## [SET PROBLEM]
In the listing below, locate the lines that hold "color" and copy them.

## [EXERCISE MATERIAL]
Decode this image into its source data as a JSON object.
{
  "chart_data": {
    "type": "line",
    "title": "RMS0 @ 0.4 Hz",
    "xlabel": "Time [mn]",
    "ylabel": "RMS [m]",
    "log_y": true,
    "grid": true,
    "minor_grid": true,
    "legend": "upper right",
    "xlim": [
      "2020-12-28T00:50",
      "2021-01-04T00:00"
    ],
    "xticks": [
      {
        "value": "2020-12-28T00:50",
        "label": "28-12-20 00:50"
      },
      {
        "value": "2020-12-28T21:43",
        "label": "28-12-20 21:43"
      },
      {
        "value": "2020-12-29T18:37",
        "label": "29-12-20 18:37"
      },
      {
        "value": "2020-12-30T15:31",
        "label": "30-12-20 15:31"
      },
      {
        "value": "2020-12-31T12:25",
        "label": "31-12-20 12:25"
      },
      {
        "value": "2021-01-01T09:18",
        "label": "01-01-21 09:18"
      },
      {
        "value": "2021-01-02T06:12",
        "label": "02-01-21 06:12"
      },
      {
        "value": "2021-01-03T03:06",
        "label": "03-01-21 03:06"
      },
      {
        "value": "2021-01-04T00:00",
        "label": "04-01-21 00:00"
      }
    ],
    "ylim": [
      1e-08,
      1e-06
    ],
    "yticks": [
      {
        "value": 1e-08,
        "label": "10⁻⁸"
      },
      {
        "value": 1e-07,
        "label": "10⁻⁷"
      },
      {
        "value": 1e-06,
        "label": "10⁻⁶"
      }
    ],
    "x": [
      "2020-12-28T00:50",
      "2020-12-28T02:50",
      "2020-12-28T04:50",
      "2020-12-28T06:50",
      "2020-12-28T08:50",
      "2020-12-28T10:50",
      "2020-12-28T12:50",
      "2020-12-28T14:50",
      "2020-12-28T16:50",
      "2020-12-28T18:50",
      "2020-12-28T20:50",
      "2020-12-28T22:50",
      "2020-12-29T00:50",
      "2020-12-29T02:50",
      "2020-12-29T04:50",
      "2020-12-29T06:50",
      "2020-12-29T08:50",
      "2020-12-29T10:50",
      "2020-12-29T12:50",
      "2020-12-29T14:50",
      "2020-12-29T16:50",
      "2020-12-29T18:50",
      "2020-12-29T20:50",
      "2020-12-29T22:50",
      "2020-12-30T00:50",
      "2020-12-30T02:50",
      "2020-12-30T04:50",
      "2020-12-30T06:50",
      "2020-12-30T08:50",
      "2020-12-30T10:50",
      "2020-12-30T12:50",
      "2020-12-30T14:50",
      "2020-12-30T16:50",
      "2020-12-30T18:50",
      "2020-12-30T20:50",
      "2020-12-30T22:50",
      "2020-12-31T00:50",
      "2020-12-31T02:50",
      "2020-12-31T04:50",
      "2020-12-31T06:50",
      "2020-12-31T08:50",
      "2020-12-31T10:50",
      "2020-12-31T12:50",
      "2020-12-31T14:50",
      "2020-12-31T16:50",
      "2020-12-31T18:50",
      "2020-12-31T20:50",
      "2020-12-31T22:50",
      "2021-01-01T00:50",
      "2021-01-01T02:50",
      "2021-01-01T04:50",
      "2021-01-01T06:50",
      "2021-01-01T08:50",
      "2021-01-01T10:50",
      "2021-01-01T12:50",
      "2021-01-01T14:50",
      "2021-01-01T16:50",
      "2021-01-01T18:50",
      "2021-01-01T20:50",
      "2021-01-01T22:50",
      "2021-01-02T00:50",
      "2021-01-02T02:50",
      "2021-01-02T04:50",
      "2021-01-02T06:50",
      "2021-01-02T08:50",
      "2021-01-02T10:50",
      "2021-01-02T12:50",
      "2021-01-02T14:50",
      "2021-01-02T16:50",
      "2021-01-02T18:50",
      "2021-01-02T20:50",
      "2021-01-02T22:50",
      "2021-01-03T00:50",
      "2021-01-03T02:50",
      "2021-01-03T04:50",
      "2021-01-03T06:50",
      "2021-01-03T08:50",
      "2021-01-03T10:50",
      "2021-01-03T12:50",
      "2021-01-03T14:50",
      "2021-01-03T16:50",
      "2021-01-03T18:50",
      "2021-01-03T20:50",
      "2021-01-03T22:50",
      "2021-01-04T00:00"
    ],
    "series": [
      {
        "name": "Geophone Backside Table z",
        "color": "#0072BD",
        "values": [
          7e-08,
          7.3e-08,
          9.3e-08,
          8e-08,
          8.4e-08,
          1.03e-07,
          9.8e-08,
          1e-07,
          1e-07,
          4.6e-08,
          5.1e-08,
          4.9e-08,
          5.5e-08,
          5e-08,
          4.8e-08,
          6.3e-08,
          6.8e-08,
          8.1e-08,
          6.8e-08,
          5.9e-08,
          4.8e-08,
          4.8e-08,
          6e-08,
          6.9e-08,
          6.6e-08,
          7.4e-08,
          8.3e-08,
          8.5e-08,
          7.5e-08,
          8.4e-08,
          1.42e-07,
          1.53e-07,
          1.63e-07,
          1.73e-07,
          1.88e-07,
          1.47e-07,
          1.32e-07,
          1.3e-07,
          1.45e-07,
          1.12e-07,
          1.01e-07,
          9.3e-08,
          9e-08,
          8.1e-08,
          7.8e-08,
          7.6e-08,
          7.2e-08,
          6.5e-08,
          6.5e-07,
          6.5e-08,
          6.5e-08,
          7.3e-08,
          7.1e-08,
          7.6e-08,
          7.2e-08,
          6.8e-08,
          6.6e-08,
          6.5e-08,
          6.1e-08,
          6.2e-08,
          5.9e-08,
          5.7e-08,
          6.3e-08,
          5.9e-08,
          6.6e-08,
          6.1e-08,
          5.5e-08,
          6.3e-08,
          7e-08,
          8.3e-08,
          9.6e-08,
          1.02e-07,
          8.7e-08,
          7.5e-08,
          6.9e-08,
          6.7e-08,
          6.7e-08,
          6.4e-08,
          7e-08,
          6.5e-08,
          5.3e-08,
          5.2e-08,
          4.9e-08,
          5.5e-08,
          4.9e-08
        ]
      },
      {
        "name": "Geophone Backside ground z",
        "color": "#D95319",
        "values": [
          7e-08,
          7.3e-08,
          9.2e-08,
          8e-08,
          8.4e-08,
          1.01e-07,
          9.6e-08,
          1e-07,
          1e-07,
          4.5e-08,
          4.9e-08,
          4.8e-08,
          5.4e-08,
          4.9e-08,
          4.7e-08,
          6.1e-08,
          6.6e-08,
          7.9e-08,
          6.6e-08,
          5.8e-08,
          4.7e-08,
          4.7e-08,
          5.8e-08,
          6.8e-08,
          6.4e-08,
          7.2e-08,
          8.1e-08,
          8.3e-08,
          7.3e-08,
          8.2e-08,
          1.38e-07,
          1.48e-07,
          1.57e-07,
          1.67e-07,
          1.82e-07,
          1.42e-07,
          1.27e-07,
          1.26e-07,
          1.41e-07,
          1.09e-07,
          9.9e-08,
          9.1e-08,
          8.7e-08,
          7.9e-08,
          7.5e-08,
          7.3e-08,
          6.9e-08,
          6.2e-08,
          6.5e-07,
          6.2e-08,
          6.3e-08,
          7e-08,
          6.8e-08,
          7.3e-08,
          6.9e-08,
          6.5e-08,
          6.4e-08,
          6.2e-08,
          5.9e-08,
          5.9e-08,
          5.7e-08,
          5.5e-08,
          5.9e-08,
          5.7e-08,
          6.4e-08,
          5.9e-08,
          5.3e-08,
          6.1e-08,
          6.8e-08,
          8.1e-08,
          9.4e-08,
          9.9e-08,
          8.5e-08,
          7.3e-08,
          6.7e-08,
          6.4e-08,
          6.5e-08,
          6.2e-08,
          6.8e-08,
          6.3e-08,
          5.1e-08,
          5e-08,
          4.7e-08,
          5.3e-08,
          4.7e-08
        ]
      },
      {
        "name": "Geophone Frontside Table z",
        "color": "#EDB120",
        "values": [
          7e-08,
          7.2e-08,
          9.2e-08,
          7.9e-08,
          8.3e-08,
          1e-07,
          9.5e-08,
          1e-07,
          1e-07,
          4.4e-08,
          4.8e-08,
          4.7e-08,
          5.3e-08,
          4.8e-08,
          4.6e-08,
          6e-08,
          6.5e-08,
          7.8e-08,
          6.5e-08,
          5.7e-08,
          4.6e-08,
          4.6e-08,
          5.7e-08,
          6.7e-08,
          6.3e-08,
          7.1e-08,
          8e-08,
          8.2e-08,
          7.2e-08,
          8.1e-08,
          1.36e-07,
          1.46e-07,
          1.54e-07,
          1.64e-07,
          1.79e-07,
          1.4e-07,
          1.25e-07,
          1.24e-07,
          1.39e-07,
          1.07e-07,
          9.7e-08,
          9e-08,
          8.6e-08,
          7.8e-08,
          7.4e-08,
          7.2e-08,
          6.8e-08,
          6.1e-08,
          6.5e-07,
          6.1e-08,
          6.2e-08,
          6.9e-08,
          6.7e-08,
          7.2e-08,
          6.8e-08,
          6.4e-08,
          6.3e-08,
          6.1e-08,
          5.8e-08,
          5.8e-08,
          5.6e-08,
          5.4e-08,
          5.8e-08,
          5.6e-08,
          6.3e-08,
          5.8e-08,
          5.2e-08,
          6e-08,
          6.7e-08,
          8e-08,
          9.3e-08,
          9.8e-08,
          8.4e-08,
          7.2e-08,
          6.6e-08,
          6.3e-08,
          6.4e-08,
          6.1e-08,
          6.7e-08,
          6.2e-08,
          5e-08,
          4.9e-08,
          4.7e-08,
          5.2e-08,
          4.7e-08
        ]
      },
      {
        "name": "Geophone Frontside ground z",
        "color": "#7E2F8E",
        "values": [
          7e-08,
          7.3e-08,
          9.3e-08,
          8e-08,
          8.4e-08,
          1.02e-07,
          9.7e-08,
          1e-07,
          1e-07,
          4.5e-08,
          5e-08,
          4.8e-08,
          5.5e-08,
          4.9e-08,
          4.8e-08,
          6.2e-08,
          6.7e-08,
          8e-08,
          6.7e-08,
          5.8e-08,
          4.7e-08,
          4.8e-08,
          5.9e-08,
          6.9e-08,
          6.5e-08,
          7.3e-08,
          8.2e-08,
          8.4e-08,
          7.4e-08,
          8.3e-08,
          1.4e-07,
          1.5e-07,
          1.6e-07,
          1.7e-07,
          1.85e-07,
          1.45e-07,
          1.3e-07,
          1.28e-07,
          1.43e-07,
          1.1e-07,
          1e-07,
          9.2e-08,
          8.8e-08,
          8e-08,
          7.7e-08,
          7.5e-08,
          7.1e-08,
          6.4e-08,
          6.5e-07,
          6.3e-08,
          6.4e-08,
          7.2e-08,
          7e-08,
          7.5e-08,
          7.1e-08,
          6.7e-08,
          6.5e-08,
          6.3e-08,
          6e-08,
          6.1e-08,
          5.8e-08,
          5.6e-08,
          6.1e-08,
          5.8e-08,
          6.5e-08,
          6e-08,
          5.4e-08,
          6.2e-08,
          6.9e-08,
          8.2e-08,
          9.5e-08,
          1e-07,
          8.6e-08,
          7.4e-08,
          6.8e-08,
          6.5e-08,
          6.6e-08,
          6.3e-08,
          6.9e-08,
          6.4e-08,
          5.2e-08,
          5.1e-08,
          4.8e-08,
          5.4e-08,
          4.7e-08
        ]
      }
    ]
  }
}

## [OUTPUT]
        "color": "#0072BD",
        "color": "#D95319",
        "color": "#EDB120",
        "color": "#7E2F8E",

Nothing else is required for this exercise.